- **Source data**:
==*==

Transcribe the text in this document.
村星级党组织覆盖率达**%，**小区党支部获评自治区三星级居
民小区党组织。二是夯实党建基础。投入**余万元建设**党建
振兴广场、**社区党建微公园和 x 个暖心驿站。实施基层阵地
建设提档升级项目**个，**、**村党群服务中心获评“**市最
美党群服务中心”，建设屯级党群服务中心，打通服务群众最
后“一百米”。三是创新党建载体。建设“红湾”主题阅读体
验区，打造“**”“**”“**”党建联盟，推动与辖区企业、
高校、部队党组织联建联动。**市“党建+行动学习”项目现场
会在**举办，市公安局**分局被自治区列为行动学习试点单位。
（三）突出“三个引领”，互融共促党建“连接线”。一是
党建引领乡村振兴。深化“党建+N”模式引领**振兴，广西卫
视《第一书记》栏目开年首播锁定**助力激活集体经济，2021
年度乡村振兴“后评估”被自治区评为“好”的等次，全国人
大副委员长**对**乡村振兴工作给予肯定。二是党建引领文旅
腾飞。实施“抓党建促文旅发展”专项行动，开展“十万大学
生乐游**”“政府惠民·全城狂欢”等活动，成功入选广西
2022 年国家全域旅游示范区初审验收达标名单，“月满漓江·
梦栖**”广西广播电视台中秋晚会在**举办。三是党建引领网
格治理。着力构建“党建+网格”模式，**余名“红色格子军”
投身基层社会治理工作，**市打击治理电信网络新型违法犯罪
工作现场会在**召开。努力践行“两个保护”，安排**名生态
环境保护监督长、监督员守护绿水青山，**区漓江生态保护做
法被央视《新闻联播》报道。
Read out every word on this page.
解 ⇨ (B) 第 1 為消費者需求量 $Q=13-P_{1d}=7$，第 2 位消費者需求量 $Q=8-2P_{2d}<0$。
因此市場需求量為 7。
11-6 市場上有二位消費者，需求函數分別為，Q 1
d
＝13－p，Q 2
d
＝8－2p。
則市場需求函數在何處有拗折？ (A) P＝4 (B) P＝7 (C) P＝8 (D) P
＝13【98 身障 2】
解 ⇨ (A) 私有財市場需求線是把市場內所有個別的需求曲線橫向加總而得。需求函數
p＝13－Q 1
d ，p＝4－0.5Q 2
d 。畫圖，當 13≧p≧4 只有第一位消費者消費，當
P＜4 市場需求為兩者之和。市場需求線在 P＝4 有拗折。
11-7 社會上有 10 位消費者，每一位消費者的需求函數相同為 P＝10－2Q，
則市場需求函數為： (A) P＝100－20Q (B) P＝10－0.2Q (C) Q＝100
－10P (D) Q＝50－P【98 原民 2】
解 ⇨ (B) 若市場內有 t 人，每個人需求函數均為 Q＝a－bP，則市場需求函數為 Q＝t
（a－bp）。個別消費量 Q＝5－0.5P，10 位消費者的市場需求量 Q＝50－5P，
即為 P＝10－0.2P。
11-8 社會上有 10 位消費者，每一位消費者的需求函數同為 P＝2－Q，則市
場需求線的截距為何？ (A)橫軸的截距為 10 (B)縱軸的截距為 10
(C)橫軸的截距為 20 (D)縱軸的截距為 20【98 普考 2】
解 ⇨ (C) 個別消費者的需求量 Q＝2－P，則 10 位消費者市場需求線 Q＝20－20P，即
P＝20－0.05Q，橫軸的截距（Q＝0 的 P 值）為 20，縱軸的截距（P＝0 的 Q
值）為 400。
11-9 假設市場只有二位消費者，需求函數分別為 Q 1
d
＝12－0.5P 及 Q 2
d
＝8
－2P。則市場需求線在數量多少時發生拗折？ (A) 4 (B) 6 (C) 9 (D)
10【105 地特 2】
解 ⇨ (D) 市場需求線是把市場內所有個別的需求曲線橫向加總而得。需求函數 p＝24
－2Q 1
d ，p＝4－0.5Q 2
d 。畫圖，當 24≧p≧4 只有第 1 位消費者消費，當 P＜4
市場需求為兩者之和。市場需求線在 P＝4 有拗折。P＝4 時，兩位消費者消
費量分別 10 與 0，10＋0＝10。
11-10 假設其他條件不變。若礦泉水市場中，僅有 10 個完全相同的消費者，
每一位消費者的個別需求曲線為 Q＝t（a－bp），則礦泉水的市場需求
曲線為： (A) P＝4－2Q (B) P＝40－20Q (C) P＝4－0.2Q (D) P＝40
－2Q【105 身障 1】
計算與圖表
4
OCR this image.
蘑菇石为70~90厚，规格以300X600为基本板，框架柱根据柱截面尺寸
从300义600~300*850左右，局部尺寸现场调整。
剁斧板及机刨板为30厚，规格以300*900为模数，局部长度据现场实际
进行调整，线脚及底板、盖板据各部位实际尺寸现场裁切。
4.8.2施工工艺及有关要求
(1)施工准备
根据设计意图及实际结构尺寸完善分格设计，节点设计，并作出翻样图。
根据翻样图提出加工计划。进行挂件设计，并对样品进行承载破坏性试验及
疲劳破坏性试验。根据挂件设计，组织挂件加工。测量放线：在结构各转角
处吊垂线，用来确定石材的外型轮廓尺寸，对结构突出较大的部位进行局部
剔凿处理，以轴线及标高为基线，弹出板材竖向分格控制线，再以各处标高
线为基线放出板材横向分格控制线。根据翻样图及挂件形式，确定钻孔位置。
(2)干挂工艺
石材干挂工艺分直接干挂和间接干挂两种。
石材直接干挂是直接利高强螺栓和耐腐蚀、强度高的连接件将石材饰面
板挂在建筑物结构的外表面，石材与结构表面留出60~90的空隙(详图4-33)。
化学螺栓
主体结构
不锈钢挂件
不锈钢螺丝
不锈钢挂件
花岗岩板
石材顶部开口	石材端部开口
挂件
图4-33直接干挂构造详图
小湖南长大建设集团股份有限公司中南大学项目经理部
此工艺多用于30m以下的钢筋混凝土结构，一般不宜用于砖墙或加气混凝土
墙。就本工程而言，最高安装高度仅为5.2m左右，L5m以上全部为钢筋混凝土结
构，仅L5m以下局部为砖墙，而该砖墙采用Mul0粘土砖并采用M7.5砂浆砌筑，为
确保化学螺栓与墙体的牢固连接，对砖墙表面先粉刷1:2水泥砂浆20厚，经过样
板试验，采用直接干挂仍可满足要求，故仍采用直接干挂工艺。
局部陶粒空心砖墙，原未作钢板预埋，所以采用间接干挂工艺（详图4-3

==*==

- **Task brief**:
Tally the lines above that contain the word "橫軸的截距為", and reply with only the number.

- **Expected answer**:
2